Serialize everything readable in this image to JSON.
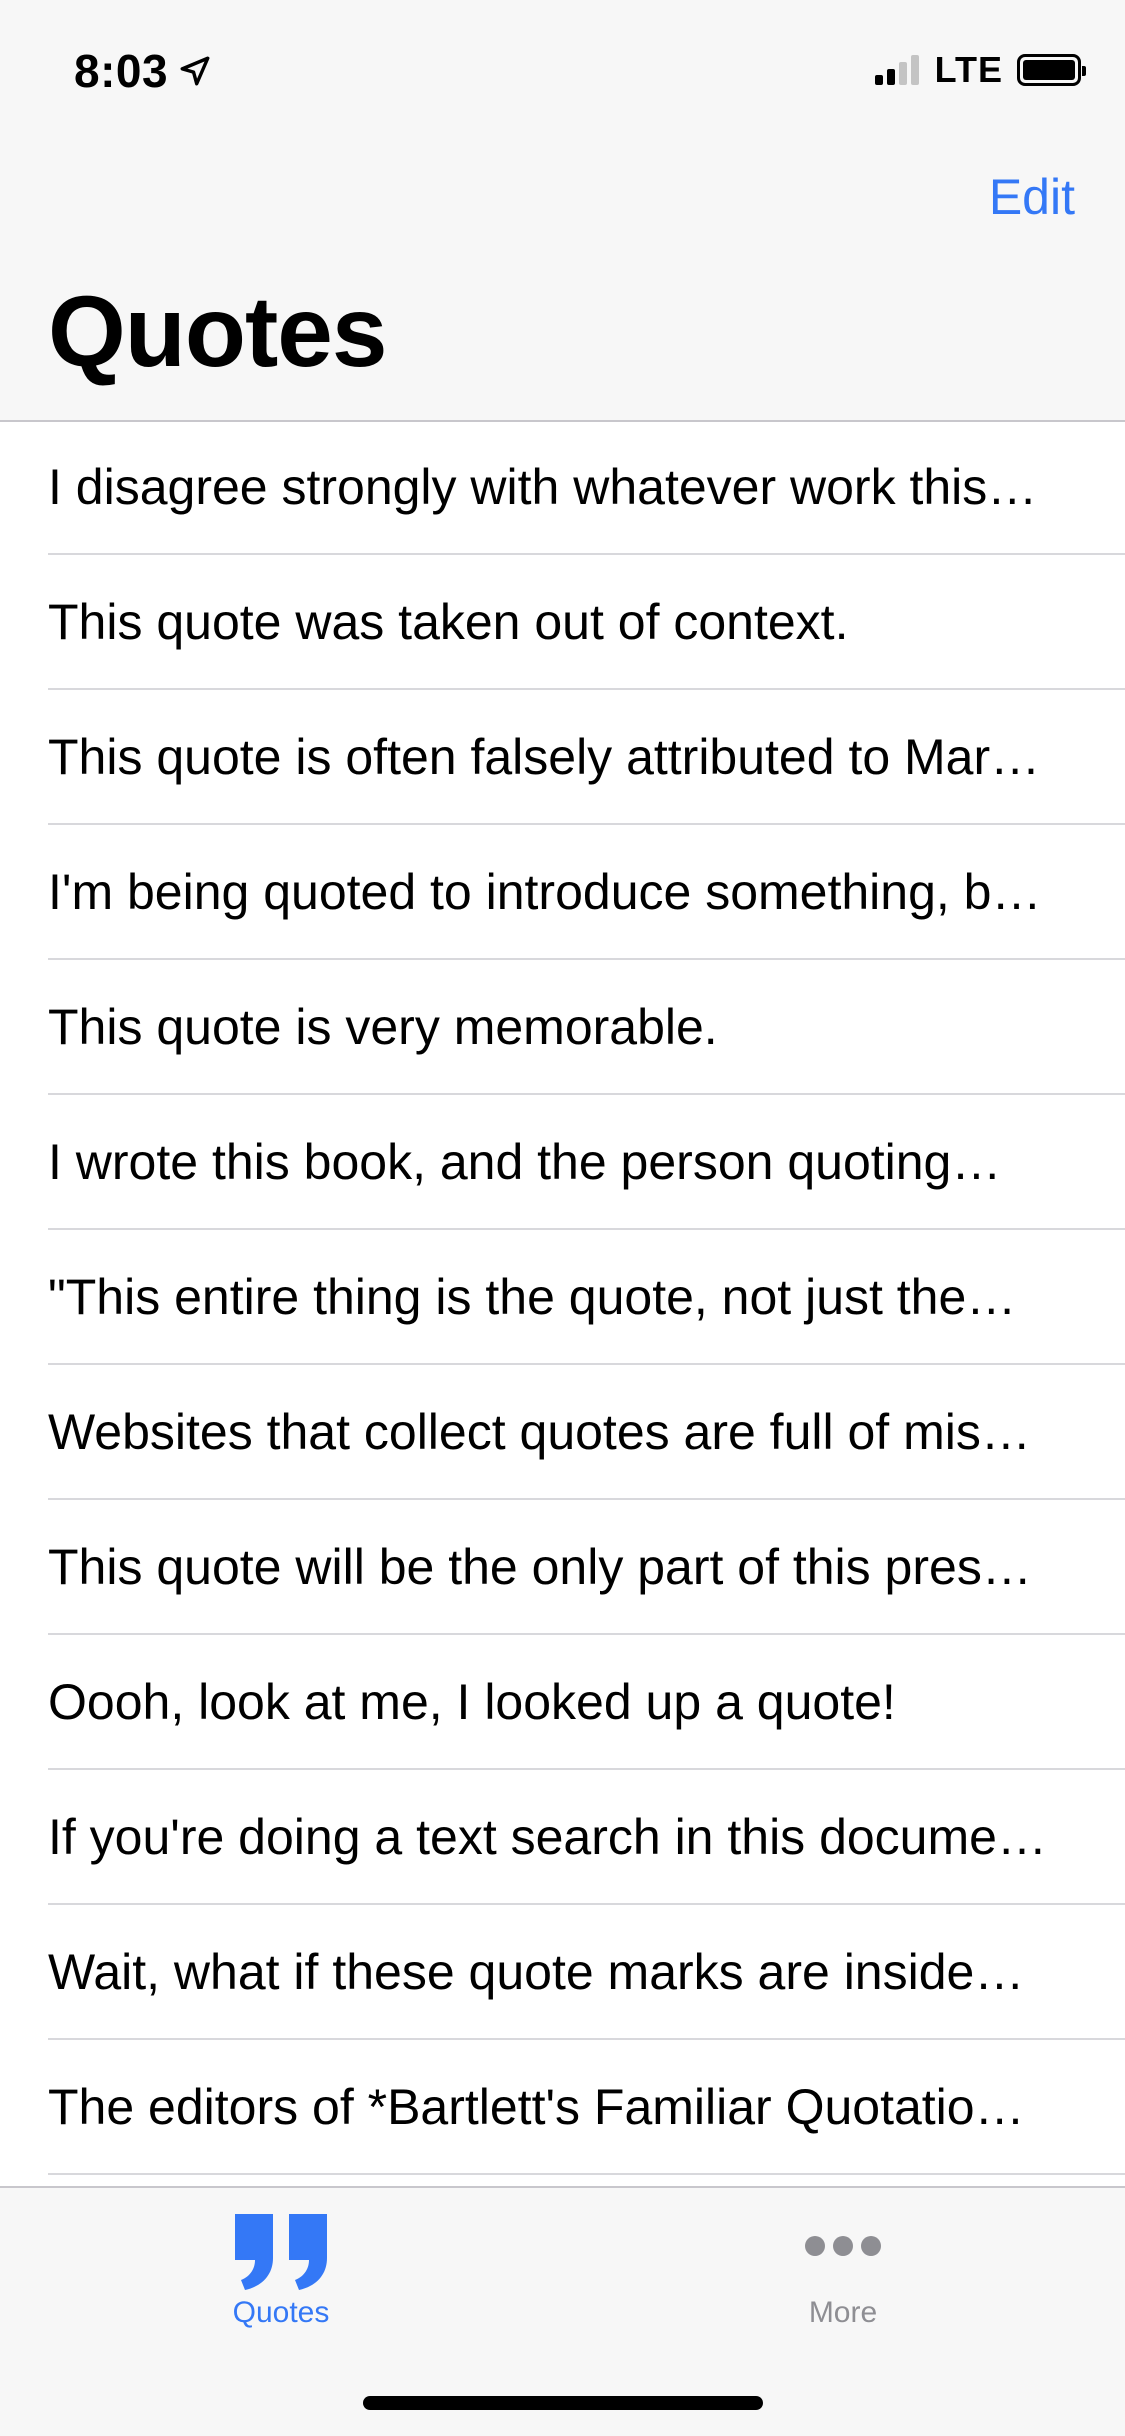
{
  "status_bar": {
    "time": "8:03",
    "network": "LTE",
    "icons": [
      "location-arrow-icon",
      "cellular-signal-icon",
      "battery-icon"
    ]
  },
  "nav": {
    "title": "Quotes",
    "edit_label": "Edit"
  },
  "quotes": [
    "I disagree strongly with whatever work this…",
    "This quote was taken out of context.",
    "This quote is often falsely attributed to Mar…",
    "I'm being quoted to introduce something, b…",
    "This quote is very memorable.",
    "I wrote this book, and the person quoting…",
    "\"This entire thing is the quote, not just the…",
    "Websites that collect quotes are full of mis…",
    "This quote will be the only part of this pres…",
    "Oooh, look at me, I looked up a quote!",
    "If you're doing a text search in this docume…",
    "Wait, what if these quote marks are inside…",
    "The editors of *Bartlett's Familiar Quotatio…"
  ],
  "tab_bar": {
    "tabs": [
      {
        "label": "Quotes",
        "icon": "quote-marks-icon",
        "selected": true
      },
      {
        "label": "More",
        "icon": "more-dots-icon",
        "selected": false
      }
    ]
  },
  "colors": {
    "accent": "#3478f6",
    "inactive": "#8e8e93",
    "separator": "#d8d8dc",
    "bar_background": "#f7f7f7"
  }
}
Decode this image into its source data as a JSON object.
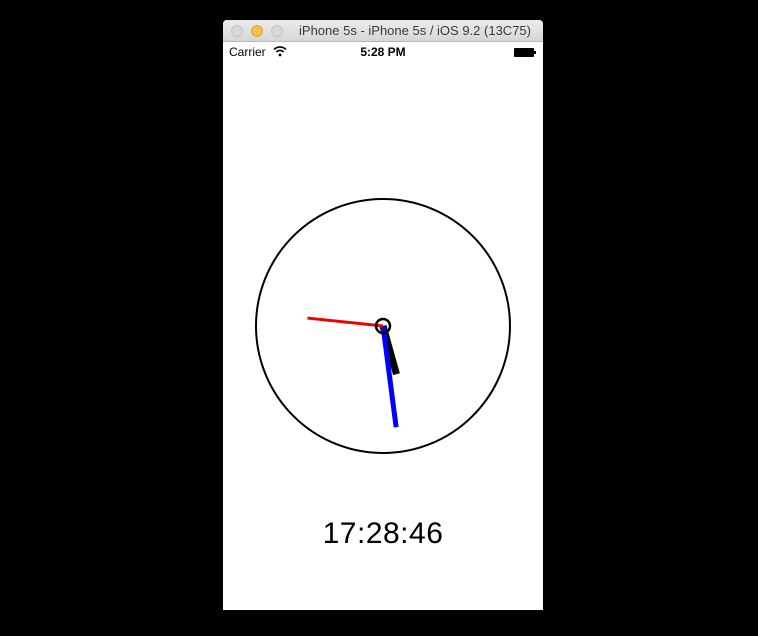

--------------------

§ TASK INSTRUCTIONS: Repeat the entries exactly. Pictures are excluded from the copy.

§ WORKED SOLUTION:
Serialize everything readable in this image to JSON.
{
  "status_bar": {
    "time": "8:03",
    "network": "LTE",
    "icons": [
      "location-arrow-icon",
      "cellular-signal-icon",
      "battery-icon"
    ]
  },
  "nav": {
    "title": "Quotes",
    "edit_label": "Edit"
  },
  "quotes": [
    "I disagree strongly with whatever work this…",
    "This quote was taken out of context.",
    "This quote is often falsely attributed to Mar…",
    "I'm being quoted to introduce something, b…",
    "This quote is very memorable.",
    "I wrote this book, and the person quoting…",
    "\"This entire thing is the quote, not just the…",
    "Websites that collect quotes are full of mis…",
    "This quote will be the only part of this pres…",
    "Oooh, look at me, I looked up a quote!",
    "If you're doing a text search in this docume…",
    "Wait, what if these quote marks are inside…",
    "The editors of *Bartlett's Familiar Quotatio…"
  ],
  "tab_bar": {
    "tabs": [
      {
        "label": "Quotes",
        "icon": "quote-marks-icon",
        "selected": true
      },
      {
        "label": "More",
        "icon": "more-dots-icon",
        "selected": false
      }
    ]
  },
  "colors": {
    "accent": "#3478f6",
    "inactive": "#8e8e93",
    "separator": "#d8d8dc",
    "bar_background": "#f7f7f7"
  }
}
Decode this image into its source data as a JSON object.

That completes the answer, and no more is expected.